Instructions for the task ▸
For every line in the data below that contains "right", copy the line.

Collection entries
::::::::::

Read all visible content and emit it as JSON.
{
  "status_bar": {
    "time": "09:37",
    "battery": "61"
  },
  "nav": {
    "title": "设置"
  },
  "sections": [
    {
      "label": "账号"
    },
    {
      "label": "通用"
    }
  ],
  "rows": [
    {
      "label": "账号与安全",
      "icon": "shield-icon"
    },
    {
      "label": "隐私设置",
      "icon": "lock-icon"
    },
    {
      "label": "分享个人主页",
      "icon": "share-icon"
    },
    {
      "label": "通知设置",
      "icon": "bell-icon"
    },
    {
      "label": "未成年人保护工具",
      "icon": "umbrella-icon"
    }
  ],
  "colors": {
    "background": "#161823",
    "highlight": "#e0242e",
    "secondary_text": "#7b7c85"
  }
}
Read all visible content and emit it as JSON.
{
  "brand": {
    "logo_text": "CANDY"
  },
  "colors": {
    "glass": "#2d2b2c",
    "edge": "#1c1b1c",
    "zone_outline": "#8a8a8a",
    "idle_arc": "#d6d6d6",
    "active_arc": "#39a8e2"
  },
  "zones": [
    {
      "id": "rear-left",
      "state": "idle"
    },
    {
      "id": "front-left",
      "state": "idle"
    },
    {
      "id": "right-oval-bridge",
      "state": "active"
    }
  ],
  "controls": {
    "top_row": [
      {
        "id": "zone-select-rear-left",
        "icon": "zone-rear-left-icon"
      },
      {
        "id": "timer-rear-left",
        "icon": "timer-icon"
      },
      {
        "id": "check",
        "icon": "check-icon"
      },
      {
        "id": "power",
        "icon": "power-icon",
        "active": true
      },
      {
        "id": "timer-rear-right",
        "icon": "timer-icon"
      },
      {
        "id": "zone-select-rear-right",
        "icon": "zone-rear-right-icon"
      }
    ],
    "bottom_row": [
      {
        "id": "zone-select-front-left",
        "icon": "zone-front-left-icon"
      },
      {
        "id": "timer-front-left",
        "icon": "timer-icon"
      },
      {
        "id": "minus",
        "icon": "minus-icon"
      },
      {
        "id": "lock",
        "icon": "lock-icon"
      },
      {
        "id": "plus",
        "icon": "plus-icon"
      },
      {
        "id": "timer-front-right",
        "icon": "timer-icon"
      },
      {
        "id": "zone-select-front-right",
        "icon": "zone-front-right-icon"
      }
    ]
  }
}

::::::::::

Result of the task ▸
      "id": "right-oval-bridge",
        "id": "timer-rear-right",
        "id": "zone-select-rear-right",
        "icon": "zone-rear-right-icon"
        "id": "timer-front-right",
        "id": "zone-select-front-right",
        "icon": "zone-front-right-icon"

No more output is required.